» **RECORD EXTRACTS**:
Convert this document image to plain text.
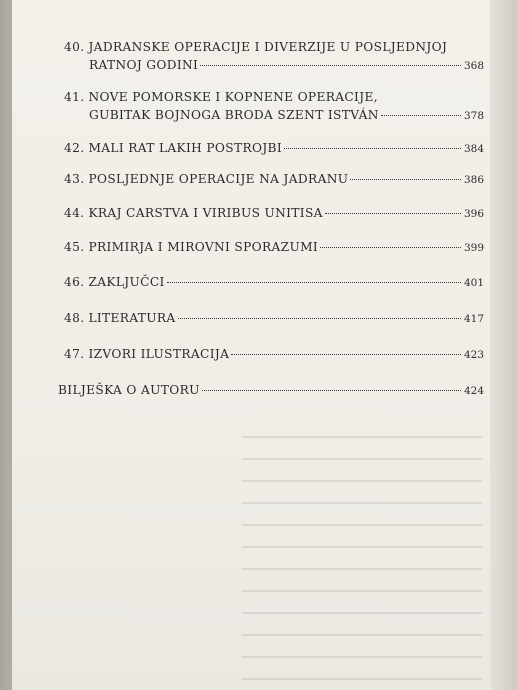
40. JADRANSKE OPERACIJE I DIVERZIJE U POSLJEDNJOJ
RATNOJ GODINI	368
41. NOVE POMORSKE I KOPNENE OPERACIJE,
GUBITAK BOJNOGA BRODA SZENT ISTVÁN	378
42. MALI RAT LAKIH POSTROJBI	384
43. POSLJEDNJE OPERACIJE NA JADRANU	386
44. KRAJ CARSTVA I VIRIBUS UNITISA	396
45. PRIMIRJA I MIROVNI SPORAZUMI	399
46. ZAKLJUČCI	401
48. LITERATURA	417
47. IZVORI ILUSTRACIJA	423
BILJEŠKA O AUTORU	424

» **CHALLENGE**: Reproduce all the entries that precede this task, word for word, minus any pictures.

» **FINISHED TASK**:
Convert this document image to plain text.
40. JADRANSKE OPERACIJE I DIVERZIJE U POSLJEDNJOJ
RATNOJ GODINI	368
41. NOVE POMORSKE I KOPNENE OPERACIJE,
GUBITAK BOJNOGA BRODA SZENT ISTVÁN	378
42. MALI RAT LAKIH POSTROJBI	384
43. POSLJEDNJE OPERACIJE NA JADRANU	386
44. KRAJ CARSTVA I VIRIBUS UNITISA	396
45. PRIMIRJA I MIROVNI SPORAZUMI	399
46. ZAKLJUČCI	401
48. LITERATURA	417
47. IZVORI ILUSTRACIJA	423
BILJEŠKA O AUTORU	424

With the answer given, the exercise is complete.